Could you repeat the records below exactly, leaving out any pictures?

__EXERCISE MATERIALS__

------------------------------------------------------------

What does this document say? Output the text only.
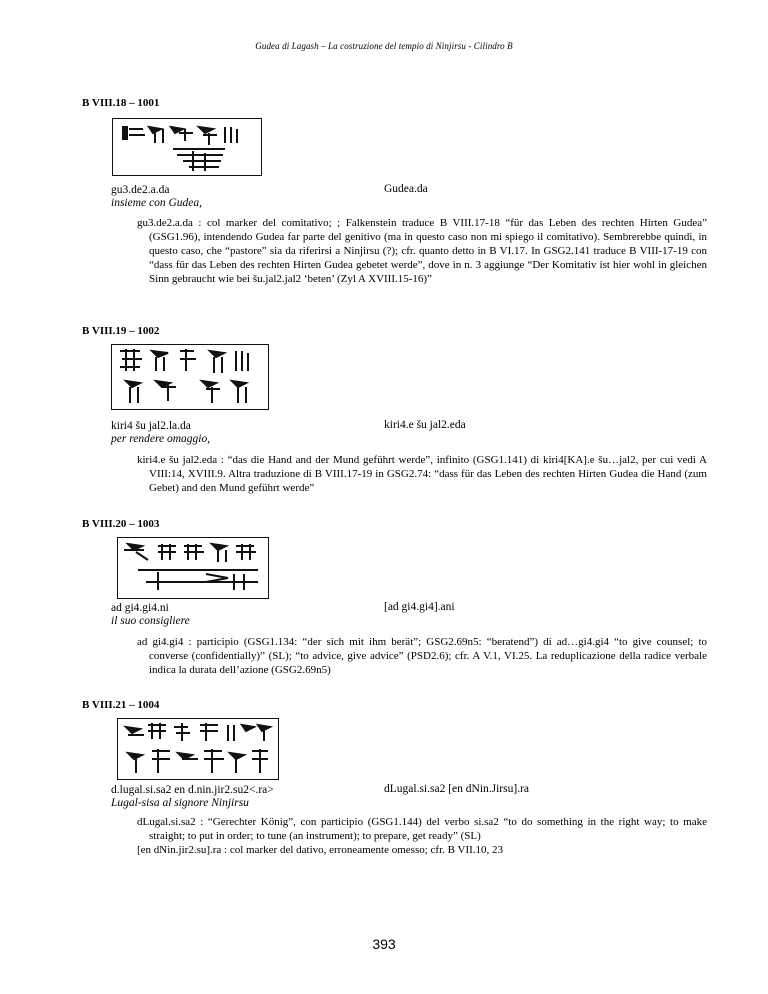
Gudea di Lagash – La costruzione del tempio di Ninjirsu - Cilindro B
B VIII.18 – 1001
gu3.de2.a.da	Gudea.da
insieme con Gudea,

gu3.de2.a.da : col marker del comitativo; ; Falkenstein traduce B VIII.17-18 “für das Leben des rechten Hirten Gudea” (GSG1.96), intendendo Gudea far parte del genitivo (ma in questo caso non mi spiego il comitativo). Sembrerebbe quindi, in questo caso, che “pastore” sia da riferirsi a Ninjirsu (?); cfr. quanto detto in B VI.17. In GSG2.141 traduce B VIII-17-19 con “dass für das Leben des rechten Hirten Gudea gebetet werde”, dove in n. 3 aggiunge “Der Komitativ ist hier wohl in gleichen Sinn gebraucht wie bei šu.jal2.jal2 ‘beten’ (Zyl A XVIII.15-16)”

B VIII.19 – 1002
kiri4 šu jal2.la.da	kiri4.e šu jal2.eda
per rendere omaggio,

kiri4.e šu jal2.eda : “das die Hand and der Mund geführt werde”, infinito (GSG1.141) di kiri4[KA].e šu…jal2, per cui vedi A VIII:14, XVIII.9. Altra traduzione di B VIII.17-19 in GSG2.74: “dass für das Leben des rechten Hirten Gudea die Hand (zum Gebet) and den Mund geführt werde”

B VIII.20 – 1003
ad gi4.gi4.ni	[ad gi4.gi4].ani
il suo consigliere

ad gi4.gi4 : participio (GSG1.134: “der sich mit ihm berät”; GSG2.69n5: “beratend”) di ad…gi4.gi4 “to give counsel; to converse (confidentially)” (SL); “to advice, give advice” (PSD2.6); cfr. A V.1, VI.25. La reduplicazione della radice verbale indica la durata dell’azione (GSG2.69n5)

B VIII.21 – 1004
d.lugal.si.sa2 en d.nin.jir2.su2<.ra>	dLugal.si.sa2 [en dNin.Jirsu].ra
Lugal-sisa al signore Ninjirsu

dLugal.si.sa2 : “Gerechter König”, con participio (GSG1.144) del verbo si.sa2 “to do something in the right way; to make straight; to put in order; to tune (an instrument); to prepare, get ready” (SL)

[en dNin.jir2.su].ra : col marker del dativo, erroneamente omesso; cfr. B VII.10, 23

393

------------------------------------------------------------

__TASK RESULT__
What does this document say? Output the text only.
Gudea di Lagash – La costruzione del tempio di Ninjirsu - Cilindro B
B VIII.18 – 1001
gu3.de2.a.da	Gudea.da
insieme con Gudea,

gu3.de2.a.da : col marker del comitativo; ; Falkenstein traduce B VIII.17-18 “für das Leben des rechten Hirten Gudea” (GSG1.96), intendendo Gudea far parte del genitivo (ma in questo caso non mi spiego il comitativo). Sembrerebbe quindi, in questo caso, che “pastore” sia da riferirsi a Ninjirsu (?); cfr. quanto detto in B VI.17. In GSG2.141 traduce B VIII-17-19 con “dass für das Leben des rechten Hirten Gudea gebetet werde”, dove in n. 3 aggiunge “Der Komitativ ist hier wohl in gleichen Sinn gebraucht wie bei šu.jal2.jal2 ‘beten’ (Zyl A XVIII.15-16)”

B VIII.19 – 1002
kiri4 šu jal2.la.da	kiri4.e šu jal2.eda
per rendere omaggio,

kiri4.e šu jal2.eda : “das die Hand and der Mund geführt werde”, infinito (GSG1.141) di kiri4[KA].e šu…jal2, per cui vedi A VIII:14, XVIII.9. Altra traduzione di B VIII.17-19 in GSG2.74: “dass für das Leben des rechten Hirten Gudea die Hand (zum Gebet) and den Mund geführt werde”

B VIII.20 – 1003
ad gi4.gi4.ni	[ad gi4.gi4].ani
il suo consigliere

ad gi4.gi4 : participio (GSG1.134: “der sich mit ihm berät”; GSG2.69n5: “beratend”) di ad…gi4.gi4 “to give counsel; to converse (confidentially)” (SL); “to advice, give advice” (PSD2.6); cfr. A V.1, VI.25. La reduplicazione della radice verbale indica la durata dell’azione (GSG2.69n5)

B VIII.21 – 1004
d.lugal.si.sa2 en d.nin.jir2.su2<.ra>	dLugal.si.sa2 [en dNin.Jirsu].ra
Lugal-sisa al signore Ninjirsu

dLugal.si.sa2 : “Gerechter König”, con participio (GSG1.144) del verbo si.sa2 “to do something in the right way; to make straight; to put in order; to tune (an instrument); to prepare, get ready” (SL)

[en dNin.jir2.su].ra : col marker del dativo, erroneamente omesso; cfr. B VII.10, 23

393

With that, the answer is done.